» SHORT EXERCISE:
Check each line of the records below and collect those holding "JSON".

» ENTRIES PROVIDED:
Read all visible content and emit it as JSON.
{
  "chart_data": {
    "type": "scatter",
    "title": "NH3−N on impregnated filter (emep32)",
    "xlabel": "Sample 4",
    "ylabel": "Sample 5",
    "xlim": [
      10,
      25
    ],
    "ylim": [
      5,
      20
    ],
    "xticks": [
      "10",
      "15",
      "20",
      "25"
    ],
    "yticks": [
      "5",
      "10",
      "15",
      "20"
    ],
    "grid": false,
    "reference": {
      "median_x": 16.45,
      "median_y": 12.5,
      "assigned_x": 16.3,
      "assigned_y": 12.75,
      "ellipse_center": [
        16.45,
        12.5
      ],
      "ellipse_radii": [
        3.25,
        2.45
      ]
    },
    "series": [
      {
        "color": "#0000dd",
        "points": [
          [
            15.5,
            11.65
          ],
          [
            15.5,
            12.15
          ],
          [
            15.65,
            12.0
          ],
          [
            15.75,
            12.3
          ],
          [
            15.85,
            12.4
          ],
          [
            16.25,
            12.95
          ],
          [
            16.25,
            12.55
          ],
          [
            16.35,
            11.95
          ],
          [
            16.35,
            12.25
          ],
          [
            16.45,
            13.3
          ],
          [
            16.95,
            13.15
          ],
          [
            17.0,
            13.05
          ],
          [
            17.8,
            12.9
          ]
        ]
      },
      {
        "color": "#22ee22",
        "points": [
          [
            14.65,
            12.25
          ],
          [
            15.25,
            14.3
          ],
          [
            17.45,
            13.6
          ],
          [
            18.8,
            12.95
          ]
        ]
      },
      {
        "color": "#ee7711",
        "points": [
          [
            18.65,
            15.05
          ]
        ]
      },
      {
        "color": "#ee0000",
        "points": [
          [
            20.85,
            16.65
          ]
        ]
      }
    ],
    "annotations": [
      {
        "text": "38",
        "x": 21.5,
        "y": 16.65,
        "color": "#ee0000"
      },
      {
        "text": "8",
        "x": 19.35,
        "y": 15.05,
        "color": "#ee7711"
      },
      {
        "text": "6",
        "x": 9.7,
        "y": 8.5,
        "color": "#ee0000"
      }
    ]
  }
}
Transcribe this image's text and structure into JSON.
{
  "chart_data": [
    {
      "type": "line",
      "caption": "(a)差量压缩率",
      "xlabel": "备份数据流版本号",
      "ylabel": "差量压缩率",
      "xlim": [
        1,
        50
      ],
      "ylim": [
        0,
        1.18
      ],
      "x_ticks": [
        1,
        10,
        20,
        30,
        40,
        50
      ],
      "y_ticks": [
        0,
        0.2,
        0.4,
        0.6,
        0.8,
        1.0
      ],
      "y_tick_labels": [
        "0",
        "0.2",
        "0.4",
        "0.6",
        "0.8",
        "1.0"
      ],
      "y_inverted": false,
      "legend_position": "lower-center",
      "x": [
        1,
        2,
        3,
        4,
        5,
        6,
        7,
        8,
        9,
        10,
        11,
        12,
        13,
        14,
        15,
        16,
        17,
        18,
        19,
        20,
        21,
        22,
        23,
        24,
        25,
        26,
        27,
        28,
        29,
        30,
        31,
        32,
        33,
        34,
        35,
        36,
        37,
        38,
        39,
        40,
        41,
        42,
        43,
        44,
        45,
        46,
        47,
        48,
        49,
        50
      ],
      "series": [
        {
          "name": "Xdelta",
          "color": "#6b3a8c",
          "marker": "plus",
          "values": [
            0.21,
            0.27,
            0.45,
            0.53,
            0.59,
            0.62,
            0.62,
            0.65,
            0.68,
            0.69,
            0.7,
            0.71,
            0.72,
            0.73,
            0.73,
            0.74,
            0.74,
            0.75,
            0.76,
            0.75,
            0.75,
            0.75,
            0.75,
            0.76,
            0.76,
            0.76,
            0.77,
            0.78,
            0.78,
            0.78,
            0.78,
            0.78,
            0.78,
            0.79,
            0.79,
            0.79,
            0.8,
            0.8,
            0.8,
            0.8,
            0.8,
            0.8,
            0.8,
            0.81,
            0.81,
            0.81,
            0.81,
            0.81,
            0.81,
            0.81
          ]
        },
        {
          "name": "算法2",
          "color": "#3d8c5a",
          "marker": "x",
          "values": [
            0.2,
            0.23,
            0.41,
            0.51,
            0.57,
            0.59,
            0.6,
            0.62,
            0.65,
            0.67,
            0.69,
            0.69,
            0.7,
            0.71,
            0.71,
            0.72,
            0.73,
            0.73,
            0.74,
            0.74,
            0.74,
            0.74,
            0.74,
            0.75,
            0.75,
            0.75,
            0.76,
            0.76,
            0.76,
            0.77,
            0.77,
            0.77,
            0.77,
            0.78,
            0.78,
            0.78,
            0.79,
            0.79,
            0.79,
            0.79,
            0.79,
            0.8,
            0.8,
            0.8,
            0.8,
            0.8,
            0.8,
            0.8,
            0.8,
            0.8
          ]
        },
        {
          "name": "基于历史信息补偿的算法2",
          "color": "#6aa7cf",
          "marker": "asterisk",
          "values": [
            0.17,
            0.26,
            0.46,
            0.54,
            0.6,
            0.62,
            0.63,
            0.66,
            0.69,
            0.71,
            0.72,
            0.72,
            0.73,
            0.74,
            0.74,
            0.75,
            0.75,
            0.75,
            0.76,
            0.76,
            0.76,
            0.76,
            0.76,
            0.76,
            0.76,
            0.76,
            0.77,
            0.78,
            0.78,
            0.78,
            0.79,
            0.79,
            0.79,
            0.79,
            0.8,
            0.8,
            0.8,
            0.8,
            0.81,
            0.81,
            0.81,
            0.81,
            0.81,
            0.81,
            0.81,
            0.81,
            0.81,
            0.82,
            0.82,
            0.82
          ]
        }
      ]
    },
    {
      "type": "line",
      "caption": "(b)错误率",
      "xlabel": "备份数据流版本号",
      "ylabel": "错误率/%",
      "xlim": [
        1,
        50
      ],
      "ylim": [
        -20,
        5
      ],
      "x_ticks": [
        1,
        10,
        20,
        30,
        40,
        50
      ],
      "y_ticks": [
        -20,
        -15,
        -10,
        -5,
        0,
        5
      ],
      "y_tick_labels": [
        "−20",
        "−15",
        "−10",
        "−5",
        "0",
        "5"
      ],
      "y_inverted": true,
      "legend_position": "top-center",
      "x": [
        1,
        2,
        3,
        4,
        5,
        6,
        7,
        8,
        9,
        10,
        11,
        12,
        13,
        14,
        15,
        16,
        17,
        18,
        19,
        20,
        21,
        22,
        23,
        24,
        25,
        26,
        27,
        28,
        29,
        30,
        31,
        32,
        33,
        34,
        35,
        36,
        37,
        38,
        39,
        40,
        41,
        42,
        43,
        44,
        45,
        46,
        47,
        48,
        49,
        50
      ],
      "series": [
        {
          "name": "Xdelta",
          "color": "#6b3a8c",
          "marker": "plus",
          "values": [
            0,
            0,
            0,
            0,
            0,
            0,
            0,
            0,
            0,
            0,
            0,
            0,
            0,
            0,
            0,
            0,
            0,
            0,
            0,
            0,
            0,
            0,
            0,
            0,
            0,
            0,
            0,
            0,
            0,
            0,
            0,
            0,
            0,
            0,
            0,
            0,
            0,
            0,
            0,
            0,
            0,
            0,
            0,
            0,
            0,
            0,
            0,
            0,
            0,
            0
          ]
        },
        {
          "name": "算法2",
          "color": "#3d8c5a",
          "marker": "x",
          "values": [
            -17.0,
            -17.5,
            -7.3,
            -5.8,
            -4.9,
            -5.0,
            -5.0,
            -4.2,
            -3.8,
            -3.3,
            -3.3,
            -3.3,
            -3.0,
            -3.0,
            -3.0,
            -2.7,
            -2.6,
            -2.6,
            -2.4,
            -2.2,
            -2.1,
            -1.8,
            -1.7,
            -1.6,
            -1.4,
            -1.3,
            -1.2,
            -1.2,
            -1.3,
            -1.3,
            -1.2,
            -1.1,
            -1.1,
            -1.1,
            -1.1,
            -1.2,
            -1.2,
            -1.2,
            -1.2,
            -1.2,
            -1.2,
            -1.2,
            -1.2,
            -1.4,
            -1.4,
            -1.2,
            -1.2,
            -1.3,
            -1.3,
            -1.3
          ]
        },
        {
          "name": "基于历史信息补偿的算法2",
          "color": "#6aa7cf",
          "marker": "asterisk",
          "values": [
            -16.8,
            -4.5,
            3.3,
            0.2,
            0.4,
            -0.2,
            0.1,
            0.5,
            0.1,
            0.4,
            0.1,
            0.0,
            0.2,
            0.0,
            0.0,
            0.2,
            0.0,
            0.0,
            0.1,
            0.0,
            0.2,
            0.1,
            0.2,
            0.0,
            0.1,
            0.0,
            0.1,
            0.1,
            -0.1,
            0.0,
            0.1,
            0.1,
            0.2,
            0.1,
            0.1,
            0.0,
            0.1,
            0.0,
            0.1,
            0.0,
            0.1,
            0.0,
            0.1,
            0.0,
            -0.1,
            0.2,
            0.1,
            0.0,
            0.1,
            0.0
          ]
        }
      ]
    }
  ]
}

» OUTPUT BELOW:
Read all visible content and emit it as JSON.
Transcribe this image's text and structure into JSON.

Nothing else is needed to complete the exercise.